#### EXERCISE DATA

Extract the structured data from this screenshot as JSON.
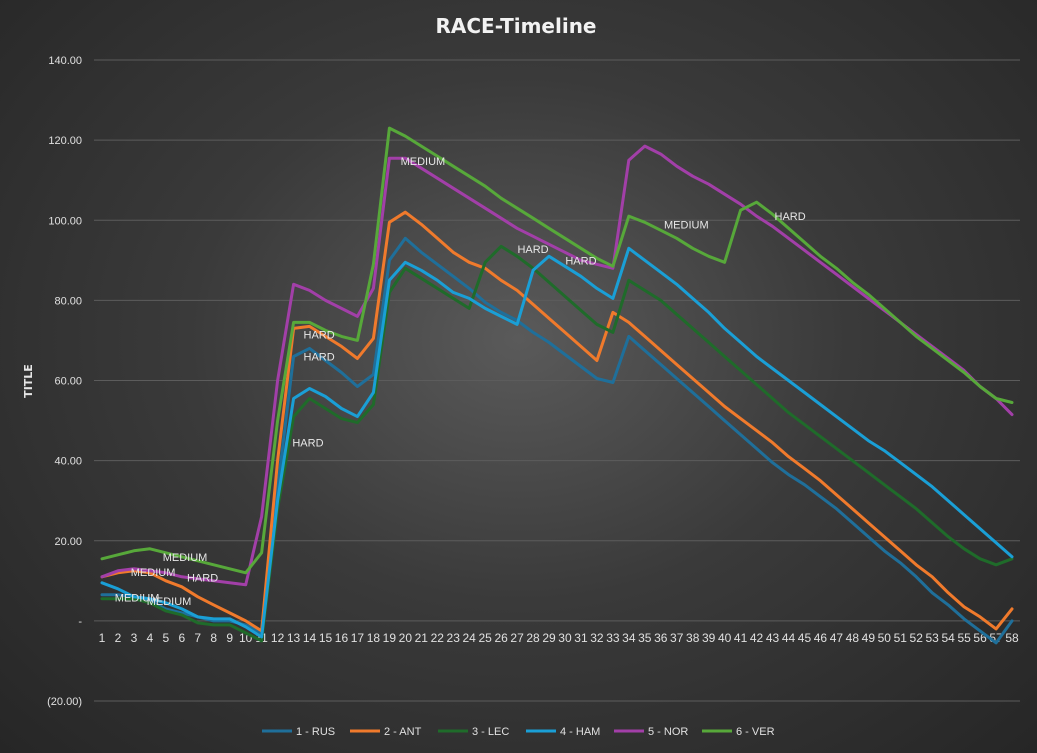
{
  "chart_data": {
    "type": "line",
    "title": "RACE-Timeline",
    "ylabel": "TITLE",
    "xlabel": "",
    "ylim": [
      -20,
      140
    ],
    "yticks": [
      {
        "value": 140,
        "label": "140.00"
      },
      {
        "value": 120,
        "label": "120.00"
      },
      {
        "value": 100,
        "label": "100.00"
      },
      {
        "value": 80,
        "label": "80.00"
      },
      {
        "value": 60,
        "label": "60.00"
      },
      {
        "value": 40,
        "label": "40.00"
      },
      {
        "value": 20,
        "label": "20.00"
      },
      {
        "value": 0,
        "label": "-"
      },
      {
        "value": -20,
        "label": "(20.00)"
      }
    ],
    "x": [
      1,
      2,
      3,
      4,
      5,
      6,
      7,
      8,
      9,
      10,
      11,
      12,
      13,
      14,
      15,
      16,
      17,
      18,
      19,
      20,
      21,
      22,
      23,
      24,
      25,
      26,
      27,
      28,
      29,
      30,
      31,
      32,
      33,
      34,
      35,
      36,
      37,
      38,
      39,
      40,
      41,
      42,
      43,
      44,
      45,
      46,
      47,
      48,
      49,
      50,
      51,
      52,
      53,
      54,
      55,
      56,
      57,
      58
    ],
    "grid": true,
    "legend_position": "bottom",
    "series": [
      {
        "name": "1 - RUS",
        "color": "#1f6f9a",
        "values": [
          6.5,
          6.5,
          6.0,
          5.0,
          3.0,
          2.0,
          1.0,
          0.0,
          0.0,
          -1.0,
          -3.0,
          33.0,
          66.0,
          68.0,
          65.0,
          62.0,
          58.5,
          61.5,
          90.0,
          95.5,
          92.0,
          89.0,
          86.0,
          83.0,
          79.5,
          77.0,
          75.0,
          72.0,
          69.5,
          66.5,
          63.5,
          60.5,
          59.5,
          71.0,
          67.5,
          64.0,
          60.5,
          57.0,
          53.5,
          50.0,
          46.5,
          43.0,
          39.5,
          36.5,
          34.0,
          31.0,
          28.0,
          24.5,
          21.0,
          17.5,
          14.5,
          11.0,
          7.0,
          4.0,
          0.5,
          -2.5,
          -5.5,
          0.0
        ]
      },
      {
        "name": "2 - ANT",
        "color": "#f07a2c",
        "values": [
          11.0,
          12.0,
          12.5,
          12.0,
          10.0,
          8.5,
          6.0,
          4.0,
          2.0,
          0.0,
          -2.5,
          40.0,
          73.0,
          73.5,
          71.0,
          68.5,
          65.5,
          70.5,
          99.5,
          102.0,
          99.0,
          95.5,
          92.0,
          89.5,
          88.0,
          85.0,
          82.5,
          79.0,
          75.5,
          72.0,
          68.5,
          65.0,
          77.0,
          74.5,
          71.0,
          67.5,
          64.0,
          60.5,
          57.0,
          53.5,
          50.5,
          47.5,
          44.5,
          41.0,
          38.0,
          35.0,
          31.5,
          28.0,
          24.5,
          21.0,
          17.5,
          14.0,
          11.0,
          7.0,
          3.5,
          1.0,
          -2.0,
          3.0
        ]
      },
      {
        "name": "3 - LEC",
        "color": "#1f6b2a",
        "values": [
          5.5,
          5.5,
          5.5,
          4.5,
          2.5,
          1.5,
          -0.5,
          -1.0,
          -1.0,
          -3.0,
          -5.0,
          28.0,
          51.0,
          55.5,
          53.0,
          50.5,
          49.5,
          54.0,
          82.0,
          88.0,
          85.5,
          83.0,
          80.5,
          78.0,
          89.5,
          93.5,
          91.0,
          88.0,
          84.5,
          81.0,
          77.5,
          74.0,
          72.0,
          85.0,
          82.5,
          80.0,
          76.5,
          73.0,
          69.5,
          66.0,
          62.5,
          59.0,
          55.5,
          52.0,
          49.0,
          46.0,
          43.0,
          40.0,
          37.0,
          34.0,
          31.0,
          28.0,
          24.5,
          21.0,
          18.0,
          15.5,
          14.0,
          15.5
        ]
      },
      {
        "name": "4 - HAM",
        "color": "#1a9fd6",
        "values": [
          9.5,
          8.0,
          6.0,
          5.5,
          4.5,
          3.0,
          1.0,
          0.5,
          0.5,
          -1.5,
          -4.0,
          30.0,
          55.5,
          58.0,
          56.0,
          53.0,
          51.0,
          57.0,
          85.0,
          89.5,
          87.5,
          85.0,
          82.0,
          80.5,
          78.0,
          76.0,
          74.0,
          87.5,
          91.0,
          88.5,
          86.0,
          83.0,
          80.5,
          93.0,
          90.0,
          87.0,
          84.0,
          80.5,
          77.0,
          73.0,
          69.5,
          66.0,
          63.0,
          60.0,
          57.0,
          54.0,
          51.0,
          48.0,
          45.0,
          42.5,
          39.5,
          36.5,
          33.5,
          30.0,
          26.5,
          23.0,
          19.5,
          16.0
        ]
      },
      {
        "name": "5 - NOR",
        "color": "#a23fa8",
        "values": [
          11.0,
          12.5,
          13.0,
          12.5,
          12.0,
          11.0,
          10.5,
          10.0,
          9.5,
          9.0,
          26.0,
          60.0,
          84.0,
          82.5,
          80.0,
          78.0,
          76.0,
          83.0,
          115.5,
          115.5,
          113.0,
          110.5,
          108.0,
          105.5,
          103.0,
          100.5,
          98.0,
          96.0,
          94.0,
          92.0,
          90.0,
          89.0,
          88.0,
          115.0,
          118.5,
          116.5,
          113.5,
          111.0,
          109.0,
          106.5,
          104.0,
          101.0,
          98.5,
          95.5,
          92.5,
          89.5,
          86.5,
          83.5,
          80.5,
          77.5,
          74.5,
          71.5,
          68.5,
          65.5,
          62.5,
          58.5,
          55.5,
          51.5
        ]
      },
      {
        "name": "6 - VER",
        "color": "#57a83a",
        "values": [
          15.5,
          16.5,
          17.5,
          18.0,
          17.0,
          16.0,
          15.0,
          14.0,
          13.0,
          12.0,
          17.0,
          50.0,
          74.5,
          74.5,
          72.5,
          71.0,
          70.0,
          89.0,
          123.0,
          121.0,
          118.5,
          116.0,
          113.5,
          111.0,
          108.5,
          105.5,
          103.0,
          100.5,
          98.0,
          95.5,
          93.0,
          90.5,
          88.5,
          101.0,
          99.5,
          97.5,
          95.5,
          93.0,
          91.0,
          89.5,
          102.5,
          104.5,
          101.5,
          98.0,
          94.5,
          91.0,
          88.0,
          84.5,
          81.5,
          78.0,
          74.5,
          71.0,
          68.0,
          65.0,
          62.0,
          58.5,
          55.5,
          54.5
        ]
      }
    ],
    "annotations": [
      {
        "text": "MEDIUM",
        "x": 4.2,
        "y": 12.2
      },
      {
        "text": "MEDIUM",
        "x": 6.2,
        "y": 16.0
      },
      {
        "text": "HARD",
        "x": 7.3,
        "y": 10.8
      },
      {
        "text": "MEDIUM",
        "x": 3.2,
        "y": 5.8
      },
      {
        "text": "MEDIUM",
        "x": 5.2,
        "y": 5.0
      },
      {
        "text": "HARD",
        "x": 14.6,
        "y": 71.5
      },
      {
        "text": "HARD",
        "x": 14.6,
        "y": 66.0
      },
      {
        "text": "HARD",
        "x": 13.9,
        "y": 44.5
      },
      {
        "text": "MEDIUM",
        "x": 21.1,
        "y": 114.8
      },
      {
        "text": "HARD",
        "x": 28.0,
        "y": 92.8
      },
      {
        "text": "HARD",
        "x": 31.0,
        "y": 90.0
      },
      {
        "text": "MEDIUM",
        "x": 37.6,
        "y": 99.0
      },
      {
        "text": "HARD",
        "x": 44.1,
        "y": 101.0
      }
    ]
  }
}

#### WRITTEN TASK
Copy out every line of the material above exactly, skipping the pictures.

#### OUTPUT FOR THIS TASK
Extract the structured data from this screenshot as JSON.
{
  "chart_data": {
    "type": "line",
    "title": "RACE-Timeline",
    "ylabel": "TITLE",
    "xlabel": "",
    "ylim": [
      -20,
      140
    ],
    "yticks": [
      {
        "value": 140,
        "label": "140.00"
      },
      {
        "value": 120,
        "label": "120.00"
      },
      {
        "value": 100,
        "label": "100.00"
      },
      {
        "value": 80,
        "label": "80.00"
      },
      {
        "value": 60,
        "label": "60.00"
      },
      {
        "value": 40,
        "label": "40.00"
      },
      {
        "value": 20,
        "label": "20.00"
      },
      {
        "value": 0,
        "label": "-"
      },
      {
        "value": -20,
        "label": "(20.00)"
      }
    ],
    "x": [
      1,
      2,
      3,
      4,
      5,
      6,
      7,
      8,
      9,
      10,
      11,
      12,
      13,
      14,
      15,
      16,
      17,
      18,
      19,
      20,
      21,
      22,
      23,
      24,
      25,
      26,
      27,
      28,
      29,
      30,
      31,
      32,
      33,
      34,
      35,
      36,
      37,
      38,
      39,
      40,
      41,
      42,
      43,
      44,
      45,
      46,
      47,
      48,
      49,
      50,
      51,
      52,
      53,
      54,
      55,
      56,
      57,
      58
    ],
    "grid": true,
    "legend_position": "bottom",
    "series": [
      {
        "name": "1 - RUS",
        "color": "#1f6f9a",
        "values": [
          6.5,
          6.5,
          6.0,
          5.0,
          3.0,
          2.0,
          1.0,
          0.0,
          0.0,
          -1.0,
          -3.0,
          33.0,
          66.0,
          68.0,
          65.0,
          62.0,
          58.5,
          61.5,
          90.0,
          95.5,
          92.0,
          89.0,
          86.0,
          83.0,
          79.5,
          77.0,
          75.0,
          72.0,
          69.5,
          66.5,
          63.5,
          60.5,
          59.5,
          71.0,
          67.5,
          64.0,
          60.5,
          57.0,
          53.5,
          50.0,
          46.5,
          43.0,
          39.5,
          36.5,
          34.0,
          31.0,
          28.0,
          24.5,
          21.0,
          17.5,
          14.5,
          11.0,
          7.0,
          4.0,
          0.5,
          -2.5,
          -5.5,
          0.0
        ]
      },
      {
        "name": "2 - ANT",
        "color": "#f07a2c",
        "values": [
          11.0,
          12.0,
          12.5,
          12.0,
          10.0,
          8.5,
          6.0,
          4.0,
          2.0,
          0.0,
          -2.5,
          40.0,
          73.0,
          73.5,
          71.0,
          68.5,
          65.5,
          70.5,
          99.5,
          102.0,
          99.0,
          95.5,
          92.0,
          89.5,
          88.0,
          85.0,
          82.5,
          79.0,
          75.5,
          72.0,
          68.5,
          65.0,
          77.0,
          74.5,
          71.0,
          67.5,
          64.0,
          60.5,
          57.0,
          53.5,
          50.5,
          47.5,
          44.5,
          41.0,
          38.0,
          35.0,
          31.5,
          28.0,
          24.5,
          21.0,
          17.5,
          14.0,
          11.0,
          7.0,
          3.5,
          1.0,
          -2.0,
          3.0
        ]
      },
      {
        "name": "3 - LEC",
        "color": "#1f6b2a",
        "values": [
          5.5,
          5.5,
          5.5,
          4.5,
          2.5,
          1.5,
          -0.5,
          -1.0,
          -1.0,
          -3.0,
          -5.0,
          28.0,
          51.0,
          55.5,
          53.0,
          50.5,
          49.5,
          54.0,
          82.0,
          88.0,
          85.5,
          83.0,
          80.5,
          78.0,
          89.5,
          93.5,
          91.0,
          88.0,
          84.5,
          81.0,
          77.5,
          74.0,
          72.0,
          85.0,
          82.5,
          80.0,
          76.5,
          73.0,
          69.5,
          66.0,
          62.5,
          59.0,
          55.5,
          52.0,
          49.0,
          46.0,
          43.0,
          40.0,
          37.0,
          34.0,
          31.0,
          28.0,
          24.5,
          21.0,
          18.0,
          15.5,
          14.0,
          15.5
        ]
      },
      {
        "name": "4 - HAM",
        "color": "#1a9fd6",
        "values": [
          9.5,
          8.0,
          6.0,
          5.5,
          4.5,
          3.0,
          1.0,
          0.5,
          0.5,
          -1.5,
          -4.0,
          30.0,
          55.5,
          58.0,
          56.0,
          53.0,
          51.0,
          57.0,
          85.0,
          89.5,
          87.5,
          85.0,
          82.0,
          80.5,
          78.0,
          76.0,
          74.0,
          87.5,
          91.0,
          88.5,
          86.0,
          83.0,
          80.5,
          93.0,
          90.0,
          87.0,
          84.0,
          80.5,
          77.0,
          73.0,
          69.5,
          66.0,
          63.0,
          60.0,
          57.0,
          54.0,
          51.0,
          48.0,
          45.0,
          42.5,
          39.5,
          36.5,
          33.5,
          30.0,
          26.5,
          23.0,
          19.5,
          16.0
        ]
      },
      {
        "name": "5 - NOR",
        "color": "#a23fa8",
        "values": [
          11.0,
          12.5,
          13.0,
          12.5,
          12.0,
          11.0,
          10.5,
          10.0,
          9.5,
          9.0,
          26.0,
          60.0,
          84.0,
          82.5,
          80.0,
          78.0,
          76.0,
          83.0,
          115.5,
          115.5,
          113.0,
          110.5,
          108.0,
          105.5,
          103.0,
          100.5,
          98.0,
          96.0,
          94.0,
          92.0,
          90.0,
          89.0,
          88.0,
          115.0,
          118.5,
          116.5,
          113.5,
          111.0,
          109.0,
          106.5,
          104.0,
          101.0,
          98.5,
          95.5,
          92.5,
          89.5,
          86.5,
          83.5,
          80.5,
          77.5,
          74.5,
          71.5,
          68.5,
          65.5,
          62.5,
          58.5,
          55.5,
          51.5
        ]
      },
      {
        "name": "6 - VER",
        "color": "#57a83a",
        "values": [
          15.5,
          16.5,
          17.5,
          18.0,
          17.0,
          16.0,
          15.0,
          14.0,
          13.0,
          12.0,
          17.0,
          50.0,
          74.5,
          74.5,
          72.5,
          71.0,
          70.0,
          89.0,
          123.0,
          121.0,
          118.5,
          116.0,
          113.5,
          111.0,
          108.5,
          105.5,
          103.0,
          100.5,
          98.0,
          95.5,
          93.0,
          90.5,
          88.5,
          101.0,
          99.5,
          97.5,
          95.5,
          93.0,
          91.0,
          89.5,
          102.5,
          104.5,
          101.5,
          98.0,
          94.5,
          91.0,
          88.0,
          84.5,
          81.5,
          78.0,
          74.5,
          71.0,
          68.0,
          65.0,
          62.0,
          58.5,
          55.5,
          54.5
        ]
      }
    ],
    "annotations": [
      {
        "text": "MEDIUM",
        "x": 4.2,
        "y": 12.2
      },
      {
        "text": "MEDIUM",
        "x": 6.2,
        "y": 16.0
      },
      {
        "text": "HARD",
        "x": 7.3,
        "y": 10.8
      },
      {
        "text": "MEDIUM",
        "x": 3.2,
        "y": 5.8
      },
      {
        "text": "MEDIUM",
        "x": 5.2,
        "y": 5.0
      },
      {
        "text": "HARD",
        "x": 14.6,
        "y": 71.5
      },
      {
        "text": "HARD",
        "x": 14.6,
        "y": 66.0
      },
      {
        "text": "HARD",
        "x": 13.9,
        "y": 44.5
      },
      {
        "text": "MEDIUM",
        "x": 21.1,
        "y": 114.8
      },
      {
        "text": "HARD",
        "x": 28.0,
        "y": 92.8
      },
      {
        "text": "HARD",
        "x": 31.0,
        "y": 90.0
      },
      {
        "text": "MEDIUM",
        "x": 37.6,
        "y": 99.0
      },
      {
        "text": "HARD",
        "x": 44.1,
        "y": 101.0
      }
    ]
  }
}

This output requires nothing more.